**Stated problem:**
Pick out the lines below that include the string "diamond".

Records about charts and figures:
···

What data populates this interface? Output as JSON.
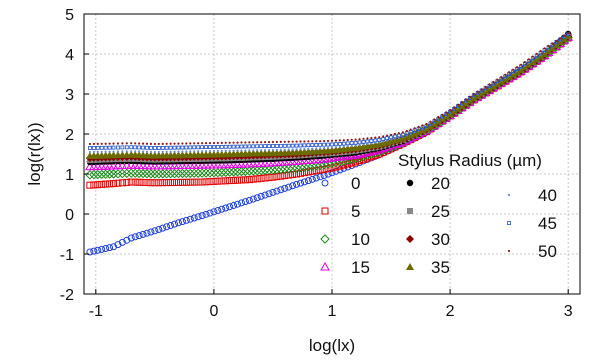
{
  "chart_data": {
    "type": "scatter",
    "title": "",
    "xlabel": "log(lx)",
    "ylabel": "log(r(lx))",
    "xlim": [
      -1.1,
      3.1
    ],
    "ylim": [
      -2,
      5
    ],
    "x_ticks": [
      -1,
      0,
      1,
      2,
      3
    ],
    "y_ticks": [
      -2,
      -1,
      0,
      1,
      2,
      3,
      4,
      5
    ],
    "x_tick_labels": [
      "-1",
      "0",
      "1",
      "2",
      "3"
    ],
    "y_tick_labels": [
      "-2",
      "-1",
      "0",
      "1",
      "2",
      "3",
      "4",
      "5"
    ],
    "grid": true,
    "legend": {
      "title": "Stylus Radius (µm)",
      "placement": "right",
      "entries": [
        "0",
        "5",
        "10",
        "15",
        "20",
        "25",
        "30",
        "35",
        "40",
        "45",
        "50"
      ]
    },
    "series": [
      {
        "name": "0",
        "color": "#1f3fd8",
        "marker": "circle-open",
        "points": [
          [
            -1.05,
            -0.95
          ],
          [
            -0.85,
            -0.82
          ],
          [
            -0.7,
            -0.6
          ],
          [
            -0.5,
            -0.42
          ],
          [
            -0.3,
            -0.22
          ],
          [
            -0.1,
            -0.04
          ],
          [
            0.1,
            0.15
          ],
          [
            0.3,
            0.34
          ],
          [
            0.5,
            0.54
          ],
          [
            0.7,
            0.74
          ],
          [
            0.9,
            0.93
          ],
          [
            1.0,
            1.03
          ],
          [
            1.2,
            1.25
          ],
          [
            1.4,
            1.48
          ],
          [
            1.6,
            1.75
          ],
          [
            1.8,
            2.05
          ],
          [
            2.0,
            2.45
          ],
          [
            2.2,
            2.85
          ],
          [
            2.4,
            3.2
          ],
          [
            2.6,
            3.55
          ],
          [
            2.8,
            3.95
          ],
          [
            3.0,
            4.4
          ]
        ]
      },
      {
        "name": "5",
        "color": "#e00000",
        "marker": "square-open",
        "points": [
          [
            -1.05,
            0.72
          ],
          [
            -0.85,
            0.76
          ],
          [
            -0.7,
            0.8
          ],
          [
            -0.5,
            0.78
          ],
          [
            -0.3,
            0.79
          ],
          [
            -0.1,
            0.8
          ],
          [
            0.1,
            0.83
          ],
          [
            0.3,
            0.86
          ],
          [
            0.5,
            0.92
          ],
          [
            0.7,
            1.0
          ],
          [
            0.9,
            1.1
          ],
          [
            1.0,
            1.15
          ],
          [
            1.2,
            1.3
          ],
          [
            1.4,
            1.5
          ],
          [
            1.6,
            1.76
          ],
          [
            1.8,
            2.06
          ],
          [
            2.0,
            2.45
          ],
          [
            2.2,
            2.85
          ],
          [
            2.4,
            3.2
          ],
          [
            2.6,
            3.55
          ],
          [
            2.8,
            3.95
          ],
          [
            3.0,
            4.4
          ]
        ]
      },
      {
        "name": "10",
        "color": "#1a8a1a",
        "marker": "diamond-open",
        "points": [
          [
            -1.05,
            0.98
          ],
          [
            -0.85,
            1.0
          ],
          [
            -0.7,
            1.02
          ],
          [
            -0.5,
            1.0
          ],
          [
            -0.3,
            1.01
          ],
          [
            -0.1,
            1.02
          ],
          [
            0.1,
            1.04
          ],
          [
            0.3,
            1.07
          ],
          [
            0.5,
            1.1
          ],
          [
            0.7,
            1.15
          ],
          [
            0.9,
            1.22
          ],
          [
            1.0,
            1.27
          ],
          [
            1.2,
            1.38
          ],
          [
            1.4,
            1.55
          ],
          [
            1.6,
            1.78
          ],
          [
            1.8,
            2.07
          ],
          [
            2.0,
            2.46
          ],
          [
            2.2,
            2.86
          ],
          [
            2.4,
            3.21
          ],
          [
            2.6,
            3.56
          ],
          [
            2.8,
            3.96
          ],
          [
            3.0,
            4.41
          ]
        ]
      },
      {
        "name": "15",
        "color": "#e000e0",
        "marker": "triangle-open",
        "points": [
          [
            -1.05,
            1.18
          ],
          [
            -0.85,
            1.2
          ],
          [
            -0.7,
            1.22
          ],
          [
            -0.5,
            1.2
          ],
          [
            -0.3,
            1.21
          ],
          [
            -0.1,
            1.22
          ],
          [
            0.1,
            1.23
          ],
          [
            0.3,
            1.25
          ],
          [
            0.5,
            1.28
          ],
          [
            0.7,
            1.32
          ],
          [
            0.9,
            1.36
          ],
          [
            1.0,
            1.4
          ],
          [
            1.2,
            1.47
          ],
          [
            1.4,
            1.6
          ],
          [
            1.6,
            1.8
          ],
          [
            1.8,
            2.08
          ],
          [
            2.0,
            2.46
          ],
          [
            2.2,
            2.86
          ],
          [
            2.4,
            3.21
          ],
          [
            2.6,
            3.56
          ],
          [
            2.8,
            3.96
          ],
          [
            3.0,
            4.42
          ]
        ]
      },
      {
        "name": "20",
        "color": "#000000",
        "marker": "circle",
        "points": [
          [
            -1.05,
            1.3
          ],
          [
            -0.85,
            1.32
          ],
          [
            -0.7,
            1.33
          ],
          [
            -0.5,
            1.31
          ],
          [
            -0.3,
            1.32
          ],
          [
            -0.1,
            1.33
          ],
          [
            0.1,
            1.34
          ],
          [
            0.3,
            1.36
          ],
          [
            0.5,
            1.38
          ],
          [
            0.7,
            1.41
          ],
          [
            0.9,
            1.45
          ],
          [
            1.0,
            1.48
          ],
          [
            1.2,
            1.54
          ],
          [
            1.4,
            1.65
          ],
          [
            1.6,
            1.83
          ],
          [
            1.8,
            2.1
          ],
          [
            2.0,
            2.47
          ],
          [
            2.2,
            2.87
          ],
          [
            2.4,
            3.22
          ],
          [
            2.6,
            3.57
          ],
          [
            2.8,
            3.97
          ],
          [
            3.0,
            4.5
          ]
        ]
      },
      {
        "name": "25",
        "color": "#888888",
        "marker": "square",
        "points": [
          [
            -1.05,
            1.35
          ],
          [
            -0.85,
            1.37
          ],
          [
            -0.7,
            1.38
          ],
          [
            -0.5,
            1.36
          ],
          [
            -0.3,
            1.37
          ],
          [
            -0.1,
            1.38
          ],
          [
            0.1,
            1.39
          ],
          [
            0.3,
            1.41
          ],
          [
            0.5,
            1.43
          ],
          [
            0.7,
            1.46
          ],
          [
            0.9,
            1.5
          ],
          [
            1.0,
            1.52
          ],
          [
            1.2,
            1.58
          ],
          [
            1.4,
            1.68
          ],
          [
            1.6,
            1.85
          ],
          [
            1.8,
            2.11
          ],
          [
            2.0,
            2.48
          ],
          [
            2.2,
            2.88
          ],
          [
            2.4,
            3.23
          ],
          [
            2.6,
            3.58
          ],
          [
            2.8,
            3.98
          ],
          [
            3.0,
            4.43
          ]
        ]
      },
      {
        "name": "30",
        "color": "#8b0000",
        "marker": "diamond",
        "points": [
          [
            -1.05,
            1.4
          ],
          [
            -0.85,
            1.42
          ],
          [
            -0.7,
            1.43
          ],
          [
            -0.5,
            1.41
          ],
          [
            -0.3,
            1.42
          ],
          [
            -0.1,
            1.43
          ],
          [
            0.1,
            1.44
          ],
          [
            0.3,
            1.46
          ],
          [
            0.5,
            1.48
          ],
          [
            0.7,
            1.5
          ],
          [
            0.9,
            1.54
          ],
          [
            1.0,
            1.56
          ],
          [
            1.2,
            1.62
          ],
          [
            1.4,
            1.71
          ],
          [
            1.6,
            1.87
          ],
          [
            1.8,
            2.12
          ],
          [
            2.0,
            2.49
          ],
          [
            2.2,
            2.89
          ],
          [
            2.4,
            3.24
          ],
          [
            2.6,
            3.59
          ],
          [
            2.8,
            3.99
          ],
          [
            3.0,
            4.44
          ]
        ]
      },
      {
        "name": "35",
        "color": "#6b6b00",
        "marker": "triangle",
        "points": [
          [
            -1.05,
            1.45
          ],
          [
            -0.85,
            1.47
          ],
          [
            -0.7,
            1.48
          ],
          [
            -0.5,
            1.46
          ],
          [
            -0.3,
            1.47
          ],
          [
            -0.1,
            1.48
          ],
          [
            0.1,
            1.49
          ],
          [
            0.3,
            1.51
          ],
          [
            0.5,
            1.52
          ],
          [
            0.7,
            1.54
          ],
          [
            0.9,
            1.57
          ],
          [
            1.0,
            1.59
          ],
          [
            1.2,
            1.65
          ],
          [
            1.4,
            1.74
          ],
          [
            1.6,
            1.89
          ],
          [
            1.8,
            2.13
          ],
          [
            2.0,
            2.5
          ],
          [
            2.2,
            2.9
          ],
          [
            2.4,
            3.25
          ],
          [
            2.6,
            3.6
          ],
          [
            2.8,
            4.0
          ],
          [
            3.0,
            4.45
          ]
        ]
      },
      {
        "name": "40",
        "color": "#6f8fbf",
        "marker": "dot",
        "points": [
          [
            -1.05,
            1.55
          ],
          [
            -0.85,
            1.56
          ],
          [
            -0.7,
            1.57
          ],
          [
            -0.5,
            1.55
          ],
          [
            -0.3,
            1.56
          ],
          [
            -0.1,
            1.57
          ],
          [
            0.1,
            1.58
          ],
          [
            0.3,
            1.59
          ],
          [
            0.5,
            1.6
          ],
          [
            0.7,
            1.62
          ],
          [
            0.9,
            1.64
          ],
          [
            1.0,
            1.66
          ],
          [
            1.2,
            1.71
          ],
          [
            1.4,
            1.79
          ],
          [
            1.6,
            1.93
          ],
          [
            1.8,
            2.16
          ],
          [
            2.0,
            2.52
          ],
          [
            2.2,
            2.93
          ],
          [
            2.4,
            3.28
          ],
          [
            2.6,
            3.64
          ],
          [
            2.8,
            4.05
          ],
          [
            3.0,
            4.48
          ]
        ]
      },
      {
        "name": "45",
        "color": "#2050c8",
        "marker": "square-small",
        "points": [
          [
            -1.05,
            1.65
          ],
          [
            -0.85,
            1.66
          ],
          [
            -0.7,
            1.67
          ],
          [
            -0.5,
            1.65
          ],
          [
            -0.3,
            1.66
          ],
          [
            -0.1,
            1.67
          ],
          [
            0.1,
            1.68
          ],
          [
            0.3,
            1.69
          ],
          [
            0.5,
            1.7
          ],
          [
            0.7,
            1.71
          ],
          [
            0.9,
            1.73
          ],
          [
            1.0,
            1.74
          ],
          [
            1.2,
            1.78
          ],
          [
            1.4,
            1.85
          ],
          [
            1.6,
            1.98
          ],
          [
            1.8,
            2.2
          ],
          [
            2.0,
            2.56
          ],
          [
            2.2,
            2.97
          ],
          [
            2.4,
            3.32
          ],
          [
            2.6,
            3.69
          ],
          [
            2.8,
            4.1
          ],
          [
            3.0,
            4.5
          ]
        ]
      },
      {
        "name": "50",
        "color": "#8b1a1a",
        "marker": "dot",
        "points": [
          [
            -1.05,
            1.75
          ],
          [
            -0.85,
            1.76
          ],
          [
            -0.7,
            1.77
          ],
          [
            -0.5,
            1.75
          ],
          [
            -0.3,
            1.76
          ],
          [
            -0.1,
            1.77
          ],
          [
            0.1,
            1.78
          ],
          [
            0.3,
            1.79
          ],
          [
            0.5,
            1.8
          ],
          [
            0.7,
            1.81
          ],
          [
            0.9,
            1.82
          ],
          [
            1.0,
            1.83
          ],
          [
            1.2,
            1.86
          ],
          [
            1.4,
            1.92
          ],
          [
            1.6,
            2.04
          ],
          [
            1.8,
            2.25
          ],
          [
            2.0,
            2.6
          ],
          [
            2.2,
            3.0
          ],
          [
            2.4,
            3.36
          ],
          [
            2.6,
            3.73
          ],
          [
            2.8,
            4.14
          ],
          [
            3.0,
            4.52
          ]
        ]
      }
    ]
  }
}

···

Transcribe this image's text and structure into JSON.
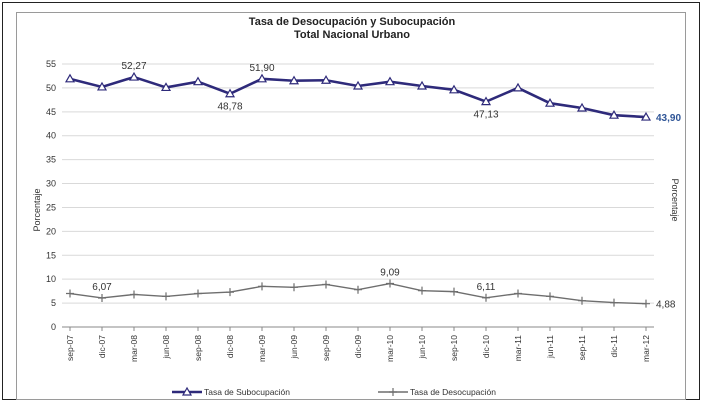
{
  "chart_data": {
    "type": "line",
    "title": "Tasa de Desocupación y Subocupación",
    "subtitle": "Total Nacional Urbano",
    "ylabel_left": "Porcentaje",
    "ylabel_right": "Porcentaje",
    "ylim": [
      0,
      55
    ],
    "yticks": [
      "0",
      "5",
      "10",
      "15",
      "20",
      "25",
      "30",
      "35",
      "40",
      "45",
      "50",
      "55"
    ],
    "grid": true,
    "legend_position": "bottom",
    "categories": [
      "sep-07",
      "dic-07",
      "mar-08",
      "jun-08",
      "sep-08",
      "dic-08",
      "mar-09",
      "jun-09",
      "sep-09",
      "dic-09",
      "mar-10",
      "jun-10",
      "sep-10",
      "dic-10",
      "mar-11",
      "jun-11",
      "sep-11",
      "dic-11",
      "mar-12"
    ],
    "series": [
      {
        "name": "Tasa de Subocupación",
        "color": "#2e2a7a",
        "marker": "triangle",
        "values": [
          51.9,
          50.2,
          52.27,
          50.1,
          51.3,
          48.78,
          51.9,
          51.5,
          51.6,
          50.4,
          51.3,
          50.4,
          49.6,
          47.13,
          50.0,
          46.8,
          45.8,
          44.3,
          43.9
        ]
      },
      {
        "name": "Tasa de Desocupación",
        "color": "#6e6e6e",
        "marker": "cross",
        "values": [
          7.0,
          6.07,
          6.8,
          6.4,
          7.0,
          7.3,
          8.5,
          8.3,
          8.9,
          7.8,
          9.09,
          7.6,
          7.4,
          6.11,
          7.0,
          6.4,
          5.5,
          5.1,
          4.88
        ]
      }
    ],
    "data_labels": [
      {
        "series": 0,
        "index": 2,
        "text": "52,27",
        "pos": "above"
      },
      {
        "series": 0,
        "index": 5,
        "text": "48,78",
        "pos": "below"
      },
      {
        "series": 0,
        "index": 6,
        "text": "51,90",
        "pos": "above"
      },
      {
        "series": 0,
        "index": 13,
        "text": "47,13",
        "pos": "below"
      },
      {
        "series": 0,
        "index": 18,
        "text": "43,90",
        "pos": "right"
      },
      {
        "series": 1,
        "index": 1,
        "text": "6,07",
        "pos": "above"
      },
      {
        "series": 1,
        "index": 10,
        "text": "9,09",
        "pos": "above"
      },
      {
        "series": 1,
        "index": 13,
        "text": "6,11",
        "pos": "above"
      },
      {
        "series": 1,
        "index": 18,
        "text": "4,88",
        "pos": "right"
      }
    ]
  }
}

···

**Answer to this task:**
        "marker": "diamond-open",
        "marker": "diamond",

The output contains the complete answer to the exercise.